----- Records for this exercise -----

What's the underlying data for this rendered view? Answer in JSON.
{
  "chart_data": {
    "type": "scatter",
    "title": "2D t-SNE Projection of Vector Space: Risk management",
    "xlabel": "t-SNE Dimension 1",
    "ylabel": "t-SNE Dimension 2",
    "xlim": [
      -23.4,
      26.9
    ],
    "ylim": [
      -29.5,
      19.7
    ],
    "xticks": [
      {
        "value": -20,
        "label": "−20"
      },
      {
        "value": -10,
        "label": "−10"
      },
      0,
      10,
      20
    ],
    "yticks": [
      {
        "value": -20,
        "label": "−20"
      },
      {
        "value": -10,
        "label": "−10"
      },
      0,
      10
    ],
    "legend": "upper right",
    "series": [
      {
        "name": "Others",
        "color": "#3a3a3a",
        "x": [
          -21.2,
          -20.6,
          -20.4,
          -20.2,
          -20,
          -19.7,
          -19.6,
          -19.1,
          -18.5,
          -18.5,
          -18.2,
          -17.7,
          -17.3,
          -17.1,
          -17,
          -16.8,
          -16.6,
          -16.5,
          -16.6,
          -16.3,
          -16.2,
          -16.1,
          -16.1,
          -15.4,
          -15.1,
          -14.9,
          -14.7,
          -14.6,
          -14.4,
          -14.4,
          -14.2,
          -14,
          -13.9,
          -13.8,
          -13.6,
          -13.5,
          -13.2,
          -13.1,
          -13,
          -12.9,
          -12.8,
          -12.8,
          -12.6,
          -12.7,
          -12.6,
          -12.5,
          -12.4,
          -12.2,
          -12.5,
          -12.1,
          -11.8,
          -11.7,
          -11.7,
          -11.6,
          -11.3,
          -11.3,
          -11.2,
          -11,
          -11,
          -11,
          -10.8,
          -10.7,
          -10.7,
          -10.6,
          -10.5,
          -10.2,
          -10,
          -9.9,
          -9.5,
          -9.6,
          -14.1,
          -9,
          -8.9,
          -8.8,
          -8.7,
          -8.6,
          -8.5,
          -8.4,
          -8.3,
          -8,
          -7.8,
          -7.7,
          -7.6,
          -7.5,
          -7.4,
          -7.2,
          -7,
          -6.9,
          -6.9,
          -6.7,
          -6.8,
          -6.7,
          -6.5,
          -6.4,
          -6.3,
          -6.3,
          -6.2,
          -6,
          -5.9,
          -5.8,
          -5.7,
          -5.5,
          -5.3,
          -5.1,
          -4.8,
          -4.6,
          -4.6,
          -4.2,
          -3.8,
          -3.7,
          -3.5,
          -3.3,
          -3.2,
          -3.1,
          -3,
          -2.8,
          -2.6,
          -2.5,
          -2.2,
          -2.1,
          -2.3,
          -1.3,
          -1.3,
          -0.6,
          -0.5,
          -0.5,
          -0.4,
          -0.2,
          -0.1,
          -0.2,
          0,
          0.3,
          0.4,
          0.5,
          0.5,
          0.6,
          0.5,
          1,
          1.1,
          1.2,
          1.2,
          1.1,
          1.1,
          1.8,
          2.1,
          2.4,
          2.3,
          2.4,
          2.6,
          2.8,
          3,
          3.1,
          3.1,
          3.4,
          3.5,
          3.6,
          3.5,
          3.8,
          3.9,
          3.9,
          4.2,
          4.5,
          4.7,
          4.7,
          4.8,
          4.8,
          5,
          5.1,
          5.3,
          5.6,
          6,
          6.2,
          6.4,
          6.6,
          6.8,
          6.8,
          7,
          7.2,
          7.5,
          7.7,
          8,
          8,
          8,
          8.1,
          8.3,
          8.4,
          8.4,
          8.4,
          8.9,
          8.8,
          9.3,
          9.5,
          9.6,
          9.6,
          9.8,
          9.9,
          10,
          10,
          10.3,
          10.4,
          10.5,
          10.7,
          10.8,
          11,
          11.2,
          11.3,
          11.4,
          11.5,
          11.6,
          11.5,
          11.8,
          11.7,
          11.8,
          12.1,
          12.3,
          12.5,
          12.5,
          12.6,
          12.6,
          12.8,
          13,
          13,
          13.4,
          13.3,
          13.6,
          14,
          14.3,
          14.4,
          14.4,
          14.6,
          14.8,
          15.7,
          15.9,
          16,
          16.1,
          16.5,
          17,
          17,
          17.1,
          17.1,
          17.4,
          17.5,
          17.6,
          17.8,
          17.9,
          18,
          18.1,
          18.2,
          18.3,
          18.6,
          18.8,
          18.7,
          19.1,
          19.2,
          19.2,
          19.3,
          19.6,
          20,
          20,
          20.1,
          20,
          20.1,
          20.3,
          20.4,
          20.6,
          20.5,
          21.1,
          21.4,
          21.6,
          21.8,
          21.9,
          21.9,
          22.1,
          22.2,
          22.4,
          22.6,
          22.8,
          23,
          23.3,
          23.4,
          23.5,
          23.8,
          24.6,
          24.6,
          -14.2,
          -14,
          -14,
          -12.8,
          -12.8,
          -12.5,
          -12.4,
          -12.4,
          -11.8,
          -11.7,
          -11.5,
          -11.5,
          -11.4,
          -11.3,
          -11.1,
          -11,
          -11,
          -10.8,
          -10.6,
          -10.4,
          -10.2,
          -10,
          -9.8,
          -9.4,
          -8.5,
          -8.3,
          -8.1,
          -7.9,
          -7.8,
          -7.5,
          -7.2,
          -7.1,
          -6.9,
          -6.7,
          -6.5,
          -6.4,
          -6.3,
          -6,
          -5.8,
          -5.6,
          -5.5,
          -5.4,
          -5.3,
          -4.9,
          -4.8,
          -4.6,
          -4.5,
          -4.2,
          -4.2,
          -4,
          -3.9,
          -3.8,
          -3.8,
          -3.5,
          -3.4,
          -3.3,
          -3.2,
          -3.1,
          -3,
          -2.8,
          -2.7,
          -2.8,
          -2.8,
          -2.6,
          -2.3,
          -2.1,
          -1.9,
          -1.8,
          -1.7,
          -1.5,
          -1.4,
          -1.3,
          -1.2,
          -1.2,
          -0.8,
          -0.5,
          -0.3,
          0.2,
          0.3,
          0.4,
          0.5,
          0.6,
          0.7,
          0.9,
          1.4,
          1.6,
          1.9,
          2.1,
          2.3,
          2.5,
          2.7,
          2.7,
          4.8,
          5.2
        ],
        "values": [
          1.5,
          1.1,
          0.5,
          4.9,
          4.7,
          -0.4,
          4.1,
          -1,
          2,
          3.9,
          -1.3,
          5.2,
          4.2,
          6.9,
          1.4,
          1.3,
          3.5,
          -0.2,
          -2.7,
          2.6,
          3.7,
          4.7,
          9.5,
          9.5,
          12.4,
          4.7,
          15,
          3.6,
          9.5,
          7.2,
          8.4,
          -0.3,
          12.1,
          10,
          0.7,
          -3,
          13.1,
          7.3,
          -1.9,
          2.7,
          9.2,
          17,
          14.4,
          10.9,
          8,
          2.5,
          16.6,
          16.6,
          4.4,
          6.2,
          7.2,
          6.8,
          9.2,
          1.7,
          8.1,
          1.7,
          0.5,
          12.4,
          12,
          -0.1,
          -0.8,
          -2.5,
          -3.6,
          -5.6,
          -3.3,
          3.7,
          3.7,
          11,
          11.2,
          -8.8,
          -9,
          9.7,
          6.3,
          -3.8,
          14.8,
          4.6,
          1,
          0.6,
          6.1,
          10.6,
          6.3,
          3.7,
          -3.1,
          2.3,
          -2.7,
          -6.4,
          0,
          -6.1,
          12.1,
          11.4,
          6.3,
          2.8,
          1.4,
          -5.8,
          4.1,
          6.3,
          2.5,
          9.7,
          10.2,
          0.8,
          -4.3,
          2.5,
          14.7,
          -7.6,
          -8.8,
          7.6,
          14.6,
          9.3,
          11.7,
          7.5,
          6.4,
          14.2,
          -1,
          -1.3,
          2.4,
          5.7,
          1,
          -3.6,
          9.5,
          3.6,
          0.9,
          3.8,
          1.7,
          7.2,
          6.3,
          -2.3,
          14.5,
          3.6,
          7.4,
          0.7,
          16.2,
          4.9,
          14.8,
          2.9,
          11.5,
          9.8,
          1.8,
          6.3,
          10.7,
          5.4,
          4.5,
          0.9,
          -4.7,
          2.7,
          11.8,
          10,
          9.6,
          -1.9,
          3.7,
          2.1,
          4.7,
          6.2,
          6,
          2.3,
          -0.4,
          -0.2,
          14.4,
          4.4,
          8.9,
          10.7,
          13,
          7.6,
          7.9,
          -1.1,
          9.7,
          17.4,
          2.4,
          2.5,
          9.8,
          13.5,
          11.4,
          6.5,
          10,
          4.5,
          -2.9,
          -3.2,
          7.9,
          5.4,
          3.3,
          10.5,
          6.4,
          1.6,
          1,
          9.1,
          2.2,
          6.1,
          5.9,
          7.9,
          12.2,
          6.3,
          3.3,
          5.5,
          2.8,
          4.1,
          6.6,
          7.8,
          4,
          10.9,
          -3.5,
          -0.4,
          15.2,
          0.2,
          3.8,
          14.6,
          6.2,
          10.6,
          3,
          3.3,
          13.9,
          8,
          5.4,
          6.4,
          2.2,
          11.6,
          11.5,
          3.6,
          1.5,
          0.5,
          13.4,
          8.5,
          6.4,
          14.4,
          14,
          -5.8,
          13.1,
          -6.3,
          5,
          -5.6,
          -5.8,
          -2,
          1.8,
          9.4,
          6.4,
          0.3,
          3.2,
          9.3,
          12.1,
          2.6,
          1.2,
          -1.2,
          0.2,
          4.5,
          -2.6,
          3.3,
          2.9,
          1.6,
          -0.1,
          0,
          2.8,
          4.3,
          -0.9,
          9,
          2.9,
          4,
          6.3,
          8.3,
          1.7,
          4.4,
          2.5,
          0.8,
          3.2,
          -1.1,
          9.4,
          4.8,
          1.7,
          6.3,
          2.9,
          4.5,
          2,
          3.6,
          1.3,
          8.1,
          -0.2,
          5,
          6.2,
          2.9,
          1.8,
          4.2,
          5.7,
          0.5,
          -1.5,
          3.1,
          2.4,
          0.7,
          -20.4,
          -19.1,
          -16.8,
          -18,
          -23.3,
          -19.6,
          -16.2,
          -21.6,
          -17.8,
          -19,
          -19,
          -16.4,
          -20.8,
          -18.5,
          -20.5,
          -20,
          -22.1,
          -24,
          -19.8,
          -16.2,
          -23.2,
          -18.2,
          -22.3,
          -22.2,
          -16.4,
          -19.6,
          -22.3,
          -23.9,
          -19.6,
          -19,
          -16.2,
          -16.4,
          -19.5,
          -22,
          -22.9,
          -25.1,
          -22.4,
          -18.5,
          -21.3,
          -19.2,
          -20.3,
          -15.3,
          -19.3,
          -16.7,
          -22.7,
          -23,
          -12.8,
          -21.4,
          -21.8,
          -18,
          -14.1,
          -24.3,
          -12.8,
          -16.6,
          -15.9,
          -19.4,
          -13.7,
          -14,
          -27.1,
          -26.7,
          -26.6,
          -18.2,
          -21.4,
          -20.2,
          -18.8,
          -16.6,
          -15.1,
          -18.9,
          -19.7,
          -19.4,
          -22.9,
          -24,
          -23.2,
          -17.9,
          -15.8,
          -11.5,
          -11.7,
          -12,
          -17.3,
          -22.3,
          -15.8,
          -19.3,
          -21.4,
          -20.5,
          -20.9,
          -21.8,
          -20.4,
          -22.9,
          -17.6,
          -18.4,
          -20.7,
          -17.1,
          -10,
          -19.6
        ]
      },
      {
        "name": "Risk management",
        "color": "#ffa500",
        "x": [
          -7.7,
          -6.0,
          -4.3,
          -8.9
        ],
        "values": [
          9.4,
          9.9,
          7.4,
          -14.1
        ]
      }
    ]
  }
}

-----

Task directions
Pick out every line with the string "Dimension" and copy it.

Reply to the task
    "xlabel": "t-SNE Dimension 1",
    "ylabel": "t-SNE Dimension 2",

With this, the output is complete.